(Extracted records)
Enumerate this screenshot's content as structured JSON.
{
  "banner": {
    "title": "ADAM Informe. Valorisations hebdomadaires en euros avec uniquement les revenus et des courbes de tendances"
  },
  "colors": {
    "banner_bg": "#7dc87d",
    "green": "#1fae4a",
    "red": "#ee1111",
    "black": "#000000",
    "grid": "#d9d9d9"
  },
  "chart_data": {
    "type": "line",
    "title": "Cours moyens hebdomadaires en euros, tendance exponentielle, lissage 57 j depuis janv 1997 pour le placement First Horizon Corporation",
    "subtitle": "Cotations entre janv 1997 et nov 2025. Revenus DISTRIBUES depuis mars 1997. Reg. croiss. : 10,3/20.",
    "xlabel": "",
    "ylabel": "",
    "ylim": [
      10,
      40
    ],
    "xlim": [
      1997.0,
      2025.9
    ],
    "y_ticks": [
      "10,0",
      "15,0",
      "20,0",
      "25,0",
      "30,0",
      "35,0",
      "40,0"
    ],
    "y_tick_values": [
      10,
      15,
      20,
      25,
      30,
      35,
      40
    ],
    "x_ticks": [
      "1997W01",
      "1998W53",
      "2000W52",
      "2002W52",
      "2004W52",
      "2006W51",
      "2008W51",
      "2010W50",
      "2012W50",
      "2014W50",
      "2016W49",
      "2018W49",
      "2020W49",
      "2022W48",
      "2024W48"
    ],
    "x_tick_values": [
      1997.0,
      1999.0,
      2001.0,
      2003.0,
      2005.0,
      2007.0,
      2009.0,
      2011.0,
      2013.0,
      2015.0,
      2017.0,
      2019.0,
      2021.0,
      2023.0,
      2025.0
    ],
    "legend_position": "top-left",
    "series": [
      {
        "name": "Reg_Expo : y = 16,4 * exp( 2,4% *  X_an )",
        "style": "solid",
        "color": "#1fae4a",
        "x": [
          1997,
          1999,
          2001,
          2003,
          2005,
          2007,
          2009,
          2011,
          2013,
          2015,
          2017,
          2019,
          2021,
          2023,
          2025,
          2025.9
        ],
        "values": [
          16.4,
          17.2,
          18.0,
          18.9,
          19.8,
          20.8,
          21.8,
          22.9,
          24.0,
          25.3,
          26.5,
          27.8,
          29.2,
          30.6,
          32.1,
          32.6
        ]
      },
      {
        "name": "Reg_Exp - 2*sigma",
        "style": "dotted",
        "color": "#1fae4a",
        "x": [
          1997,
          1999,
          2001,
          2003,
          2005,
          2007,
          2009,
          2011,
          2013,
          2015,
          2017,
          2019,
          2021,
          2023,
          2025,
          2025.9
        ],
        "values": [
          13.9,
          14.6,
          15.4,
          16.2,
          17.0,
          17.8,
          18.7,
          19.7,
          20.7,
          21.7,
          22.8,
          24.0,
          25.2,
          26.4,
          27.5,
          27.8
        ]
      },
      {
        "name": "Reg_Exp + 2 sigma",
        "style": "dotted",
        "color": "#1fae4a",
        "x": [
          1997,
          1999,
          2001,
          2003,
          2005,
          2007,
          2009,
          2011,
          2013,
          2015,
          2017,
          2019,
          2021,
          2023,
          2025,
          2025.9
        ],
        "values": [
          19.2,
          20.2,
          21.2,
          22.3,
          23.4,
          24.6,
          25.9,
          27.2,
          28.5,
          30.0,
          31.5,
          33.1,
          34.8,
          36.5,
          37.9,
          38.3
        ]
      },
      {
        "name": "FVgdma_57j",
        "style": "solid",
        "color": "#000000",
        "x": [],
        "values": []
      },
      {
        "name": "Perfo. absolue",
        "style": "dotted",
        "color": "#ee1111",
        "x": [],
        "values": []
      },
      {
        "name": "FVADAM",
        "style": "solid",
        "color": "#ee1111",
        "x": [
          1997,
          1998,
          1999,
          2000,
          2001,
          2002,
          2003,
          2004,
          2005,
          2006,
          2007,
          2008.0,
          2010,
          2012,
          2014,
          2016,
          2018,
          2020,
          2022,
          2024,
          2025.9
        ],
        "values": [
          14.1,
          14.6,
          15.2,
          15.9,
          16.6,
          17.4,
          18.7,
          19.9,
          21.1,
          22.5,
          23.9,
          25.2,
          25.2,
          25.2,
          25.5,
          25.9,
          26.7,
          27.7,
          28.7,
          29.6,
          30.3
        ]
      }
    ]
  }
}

_WORK TO BE COMPLETED:_ Copy out each line of the records where the string "name" appears.

_TASK RESULT:_
        "name": "Reg_Expo : y = 16,4 * exp( 2,4% *  X_an )",
        "name": "Reg_Exp - 2*sigma",
        "name": "Reg_Exp + 2 sigma",
        "name": "FVgdma_57j",
        "name": "Perfo. absolue",
        "name": "FVADAM",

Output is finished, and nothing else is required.